▶ _Input rows_:
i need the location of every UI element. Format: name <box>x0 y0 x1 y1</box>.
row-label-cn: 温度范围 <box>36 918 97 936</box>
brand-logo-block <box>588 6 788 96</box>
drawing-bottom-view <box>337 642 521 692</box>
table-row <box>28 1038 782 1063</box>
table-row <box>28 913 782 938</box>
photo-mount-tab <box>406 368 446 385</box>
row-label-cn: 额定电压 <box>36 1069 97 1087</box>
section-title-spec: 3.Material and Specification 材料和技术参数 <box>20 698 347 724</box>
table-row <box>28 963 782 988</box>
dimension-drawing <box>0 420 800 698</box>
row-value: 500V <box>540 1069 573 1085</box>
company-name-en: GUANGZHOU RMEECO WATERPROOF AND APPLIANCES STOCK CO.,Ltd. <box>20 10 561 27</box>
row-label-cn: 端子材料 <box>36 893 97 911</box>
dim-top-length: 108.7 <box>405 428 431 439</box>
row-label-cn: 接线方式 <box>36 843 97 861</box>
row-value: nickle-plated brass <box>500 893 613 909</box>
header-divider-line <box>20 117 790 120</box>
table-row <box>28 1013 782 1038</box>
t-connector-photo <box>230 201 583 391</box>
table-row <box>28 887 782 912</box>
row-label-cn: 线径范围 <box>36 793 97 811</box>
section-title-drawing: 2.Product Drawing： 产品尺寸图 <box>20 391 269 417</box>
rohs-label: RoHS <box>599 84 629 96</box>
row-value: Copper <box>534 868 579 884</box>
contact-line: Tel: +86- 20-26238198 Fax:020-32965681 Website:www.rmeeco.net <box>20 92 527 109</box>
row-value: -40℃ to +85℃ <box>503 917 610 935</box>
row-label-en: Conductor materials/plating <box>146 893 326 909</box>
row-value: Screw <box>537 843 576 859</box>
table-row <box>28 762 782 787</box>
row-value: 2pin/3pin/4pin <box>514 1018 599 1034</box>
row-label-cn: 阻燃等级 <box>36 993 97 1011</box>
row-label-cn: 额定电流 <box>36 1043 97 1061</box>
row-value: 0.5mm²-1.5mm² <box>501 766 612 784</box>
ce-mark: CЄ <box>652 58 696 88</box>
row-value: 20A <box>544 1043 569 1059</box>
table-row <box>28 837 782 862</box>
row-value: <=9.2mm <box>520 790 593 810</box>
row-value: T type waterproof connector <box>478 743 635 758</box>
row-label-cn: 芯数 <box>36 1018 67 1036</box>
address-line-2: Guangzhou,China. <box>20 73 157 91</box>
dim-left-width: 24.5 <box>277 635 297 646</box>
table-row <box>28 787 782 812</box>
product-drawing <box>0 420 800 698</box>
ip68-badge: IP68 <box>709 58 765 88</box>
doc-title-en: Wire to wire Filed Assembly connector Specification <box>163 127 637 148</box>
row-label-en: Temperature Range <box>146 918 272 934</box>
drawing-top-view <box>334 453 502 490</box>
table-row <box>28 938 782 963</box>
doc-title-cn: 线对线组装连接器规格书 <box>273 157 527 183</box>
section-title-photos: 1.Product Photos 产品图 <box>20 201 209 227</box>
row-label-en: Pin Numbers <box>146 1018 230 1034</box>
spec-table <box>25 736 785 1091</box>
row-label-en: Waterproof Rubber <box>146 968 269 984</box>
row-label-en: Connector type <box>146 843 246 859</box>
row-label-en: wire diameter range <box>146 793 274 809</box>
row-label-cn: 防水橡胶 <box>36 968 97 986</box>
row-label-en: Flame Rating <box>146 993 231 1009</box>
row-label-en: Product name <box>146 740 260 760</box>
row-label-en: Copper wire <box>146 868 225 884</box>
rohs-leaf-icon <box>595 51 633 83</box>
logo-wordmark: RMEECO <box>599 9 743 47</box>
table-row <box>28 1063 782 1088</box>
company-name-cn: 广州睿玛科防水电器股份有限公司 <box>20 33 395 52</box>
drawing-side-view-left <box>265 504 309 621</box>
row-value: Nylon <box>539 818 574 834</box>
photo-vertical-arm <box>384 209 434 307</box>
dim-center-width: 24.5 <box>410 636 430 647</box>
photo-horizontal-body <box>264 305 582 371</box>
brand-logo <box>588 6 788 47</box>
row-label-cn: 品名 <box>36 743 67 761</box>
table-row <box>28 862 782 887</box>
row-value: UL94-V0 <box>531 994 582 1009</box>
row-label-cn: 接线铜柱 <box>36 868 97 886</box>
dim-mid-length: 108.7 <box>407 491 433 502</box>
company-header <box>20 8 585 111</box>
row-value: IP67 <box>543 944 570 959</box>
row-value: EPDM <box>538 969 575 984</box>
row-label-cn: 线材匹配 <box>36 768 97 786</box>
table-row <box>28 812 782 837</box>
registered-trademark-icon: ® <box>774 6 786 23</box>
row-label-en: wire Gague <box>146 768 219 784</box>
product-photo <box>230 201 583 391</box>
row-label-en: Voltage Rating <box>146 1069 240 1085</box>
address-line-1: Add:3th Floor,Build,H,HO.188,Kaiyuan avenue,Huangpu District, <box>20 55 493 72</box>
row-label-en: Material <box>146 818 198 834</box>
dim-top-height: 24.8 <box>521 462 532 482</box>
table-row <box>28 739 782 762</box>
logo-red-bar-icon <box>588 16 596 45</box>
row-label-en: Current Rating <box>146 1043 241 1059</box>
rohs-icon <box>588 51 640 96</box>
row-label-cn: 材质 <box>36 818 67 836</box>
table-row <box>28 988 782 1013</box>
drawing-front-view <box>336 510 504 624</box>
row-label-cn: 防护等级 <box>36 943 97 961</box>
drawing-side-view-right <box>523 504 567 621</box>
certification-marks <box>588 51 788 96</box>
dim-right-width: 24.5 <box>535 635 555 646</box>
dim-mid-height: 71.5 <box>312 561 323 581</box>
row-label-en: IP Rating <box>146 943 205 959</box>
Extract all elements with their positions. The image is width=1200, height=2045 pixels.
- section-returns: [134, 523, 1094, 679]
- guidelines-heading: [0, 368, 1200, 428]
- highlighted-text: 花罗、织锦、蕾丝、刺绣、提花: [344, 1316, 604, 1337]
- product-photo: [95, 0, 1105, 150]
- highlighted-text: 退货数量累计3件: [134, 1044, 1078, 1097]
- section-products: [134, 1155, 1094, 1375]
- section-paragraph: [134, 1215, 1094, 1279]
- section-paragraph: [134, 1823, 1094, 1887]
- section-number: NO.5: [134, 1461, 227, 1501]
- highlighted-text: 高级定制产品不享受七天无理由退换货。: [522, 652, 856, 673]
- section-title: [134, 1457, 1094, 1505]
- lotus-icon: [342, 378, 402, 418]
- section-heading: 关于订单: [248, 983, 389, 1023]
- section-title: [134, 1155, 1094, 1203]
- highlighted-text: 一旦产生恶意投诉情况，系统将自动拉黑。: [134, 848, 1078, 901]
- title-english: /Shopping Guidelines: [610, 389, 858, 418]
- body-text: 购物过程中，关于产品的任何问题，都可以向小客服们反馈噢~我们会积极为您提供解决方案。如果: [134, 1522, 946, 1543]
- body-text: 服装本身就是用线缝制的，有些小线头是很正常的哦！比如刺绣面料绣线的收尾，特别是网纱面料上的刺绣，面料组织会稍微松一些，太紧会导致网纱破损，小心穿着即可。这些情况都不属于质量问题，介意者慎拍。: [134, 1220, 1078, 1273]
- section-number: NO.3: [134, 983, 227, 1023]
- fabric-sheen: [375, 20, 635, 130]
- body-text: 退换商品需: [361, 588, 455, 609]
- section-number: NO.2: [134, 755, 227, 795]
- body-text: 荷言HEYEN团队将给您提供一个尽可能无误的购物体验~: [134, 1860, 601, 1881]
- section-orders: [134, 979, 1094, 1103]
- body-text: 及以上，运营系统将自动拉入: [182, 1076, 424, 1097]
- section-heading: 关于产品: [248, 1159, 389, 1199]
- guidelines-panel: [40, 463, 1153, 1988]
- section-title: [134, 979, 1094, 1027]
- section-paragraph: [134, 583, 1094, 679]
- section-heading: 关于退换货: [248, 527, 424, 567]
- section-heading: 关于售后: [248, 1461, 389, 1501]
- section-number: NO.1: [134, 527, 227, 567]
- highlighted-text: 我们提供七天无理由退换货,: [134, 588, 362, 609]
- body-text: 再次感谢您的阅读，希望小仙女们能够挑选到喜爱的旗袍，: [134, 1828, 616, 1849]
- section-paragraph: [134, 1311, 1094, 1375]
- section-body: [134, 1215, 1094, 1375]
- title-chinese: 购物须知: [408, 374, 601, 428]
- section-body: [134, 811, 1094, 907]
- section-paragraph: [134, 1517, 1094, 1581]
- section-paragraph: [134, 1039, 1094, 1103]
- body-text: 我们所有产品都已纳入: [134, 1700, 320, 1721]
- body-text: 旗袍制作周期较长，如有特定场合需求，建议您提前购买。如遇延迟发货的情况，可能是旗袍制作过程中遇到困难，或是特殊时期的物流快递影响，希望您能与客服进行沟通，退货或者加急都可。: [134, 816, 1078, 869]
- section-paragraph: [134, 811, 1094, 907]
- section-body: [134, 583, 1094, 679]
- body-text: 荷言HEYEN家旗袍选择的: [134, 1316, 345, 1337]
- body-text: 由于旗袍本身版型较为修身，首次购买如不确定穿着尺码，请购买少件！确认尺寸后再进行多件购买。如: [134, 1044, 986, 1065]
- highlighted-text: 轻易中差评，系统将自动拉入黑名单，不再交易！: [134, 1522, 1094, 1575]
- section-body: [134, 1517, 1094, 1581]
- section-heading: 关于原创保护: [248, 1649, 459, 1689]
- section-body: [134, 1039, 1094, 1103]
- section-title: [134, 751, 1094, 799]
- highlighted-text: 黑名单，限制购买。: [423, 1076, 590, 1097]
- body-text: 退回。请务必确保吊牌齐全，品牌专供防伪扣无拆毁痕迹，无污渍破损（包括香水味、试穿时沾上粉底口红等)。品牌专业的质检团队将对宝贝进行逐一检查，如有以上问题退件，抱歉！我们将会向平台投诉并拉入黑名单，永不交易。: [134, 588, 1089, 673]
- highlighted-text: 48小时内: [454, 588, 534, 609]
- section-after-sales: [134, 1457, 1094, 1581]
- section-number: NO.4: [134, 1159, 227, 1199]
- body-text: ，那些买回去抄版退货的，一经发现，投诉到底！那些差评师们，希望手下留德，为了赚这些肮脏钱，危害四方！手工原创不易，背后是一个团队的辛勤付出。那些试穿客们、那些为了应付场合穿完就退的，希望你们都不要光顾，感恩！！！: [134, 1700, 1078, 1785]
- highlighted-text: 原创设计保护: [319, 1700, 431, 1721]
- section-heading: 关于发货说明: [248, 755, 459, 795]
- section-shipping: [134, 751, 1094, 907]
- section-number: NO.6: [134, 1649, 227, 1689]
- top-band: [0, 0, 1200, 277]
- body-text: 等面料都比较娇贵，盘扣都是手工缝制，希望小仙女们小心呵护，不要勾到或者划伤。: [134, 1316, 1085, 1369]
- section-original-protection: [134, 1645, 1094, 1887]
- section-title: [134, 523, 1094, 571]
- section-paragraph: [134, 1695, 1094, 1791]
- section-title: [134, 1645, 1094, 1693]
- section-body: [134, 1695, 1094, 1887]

▶ _What to work on_:
Copy out the data above word for word, from its first line through the line that contains "table-row <box>28 1038 782 1063</box>".

▶ _Solution for this exercise_:
i need the location of every UI element. Format: name <box>x0 y0 x1 y1</box>.
row-label-cn: 温度范围 <box>36 918 97 936</box>
brand-logo-block <box>588 6 788 96</box>
drawing-bottom-view <box>337 642 521 692</box>
table-row <box>28 1038 782 1063</box>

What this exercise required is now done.